[A block of data]
----------

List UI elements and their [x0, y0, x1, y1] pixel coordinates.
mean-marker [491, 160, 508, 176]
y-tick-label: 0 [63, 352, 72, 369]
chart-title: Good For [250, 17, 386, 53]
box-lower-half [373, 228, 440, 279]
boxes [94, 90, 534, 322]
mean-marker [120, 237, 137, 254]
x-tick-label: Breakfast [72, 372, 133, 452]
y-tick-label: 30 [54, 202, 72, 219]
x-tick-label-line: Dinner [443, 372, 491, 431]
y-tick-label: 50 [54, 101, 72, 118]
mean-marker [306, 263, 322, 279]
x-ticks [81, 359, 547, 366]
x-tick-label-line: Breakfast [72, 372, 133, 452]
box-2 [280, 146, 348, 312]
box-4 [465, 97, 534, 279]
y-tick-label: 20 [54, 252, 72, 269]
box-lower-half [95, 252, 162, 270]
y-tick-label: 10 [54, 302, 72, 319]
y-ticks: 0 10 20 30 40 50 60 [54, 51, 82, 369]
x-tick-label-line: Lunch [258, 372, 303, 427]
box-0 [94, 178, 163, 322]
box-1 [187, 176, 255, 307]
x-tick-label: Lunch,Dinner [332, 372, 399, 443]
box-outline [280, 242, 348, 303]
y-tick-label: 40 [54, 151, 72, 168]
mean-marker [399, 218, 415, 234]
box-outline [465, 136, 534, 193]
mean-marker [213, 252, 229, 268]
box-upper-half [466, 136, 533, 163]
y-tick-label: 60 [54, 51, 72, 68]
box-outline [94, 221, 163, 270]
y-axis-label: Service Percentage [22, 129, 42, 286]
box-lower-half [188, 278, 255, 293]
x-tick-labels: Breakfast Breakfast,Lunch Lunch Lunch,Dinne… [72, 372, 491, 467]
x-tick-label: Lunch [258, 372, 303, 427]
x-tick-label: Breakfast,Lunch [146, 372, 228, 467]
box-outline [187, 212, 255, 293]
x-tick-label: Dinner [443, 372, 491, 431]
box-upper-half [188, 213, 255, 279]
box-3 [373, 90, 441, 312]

----------

# To be done
Copy every line of the data above without changing anything, keeping the lines in their original order.

# Result
List UI elements and their [x0, y0, x1, y1] pixel coordinates.
mean-marker [491, 160, 508, 176]
y-tick-label: 0 [63, 352, 72, 369]
chart-title: Good For [250, 17, 386, 53]
box-lower-half [373, 228, 440, 279]
boxes [94, 90, 534, 322]
mean-marker [120, 237, 137, 254]
x-tick-label: Breakfast [72, 372, 133, 452]
y-tick-label: 30 [54, 202, 72, 219]
x-tick-label-line: Dinner [443, 372, 491, 431]
y-tick-label: 50 [54, 101, 72, 118]
mean-marker [306, 263, 322, 279]
x-ticks [81, 359, 547, 366]
x-tick-label-line: Breakfast [72, 372, 133, 452]
box-2 [280, 146, 348, 312]
box-4 [465, 97, 534, 279]
y-tick-label: 20 [54, 252, 72, 269]
box-lower-half [95, 252, 162, 270]
y-tick-label: 10 [54, 302, 72, 319]
y-ticks: 0 10 20 30 40 50 60 [54, 51, 82, 369]
x-tick-label-line: Lunch [258, 372, 303, 427]
box-0 [94, 178, 163, 322]
box-1 [187, 176, 255, 307]
x-tick-label: Lunch,Dinner [332, 372, 399, 443]
box-outline [280, 242, 348, 303]
y-tick-label: 40 [54, 151, 72, 168]
mean-marker [399, 218, 415, 234]
box-outline [465, 136, 534, 193]
mean-marker [213, 252, 229, 268]
box-upper-half [466, 136, 533, 163]
y-tick-label: 60 [54, 51, 72, 68]
box-outline [94, 221, 163, 270]
y-axis-label: Service Percentage [22, 129, 42, 286]
box-lower-half [188, 278, 255, 293]
x-tick-labels: Breakfast Breakfast,Lunch Lunch Lunch,Dinne… [72, 372, 491, 467]
x-tick-label: Lunch [258, 372, 303, 427]
x-tick-label: Breakfast,Lunch [146, 372, 228, 467]
box-outline [187, 212, 255, 293]
x-tick-label: Dinner [443, 372, 491, 431]
box-upper-half [188, 213, 255, 279]
box-3 [373, 90, 441, 312]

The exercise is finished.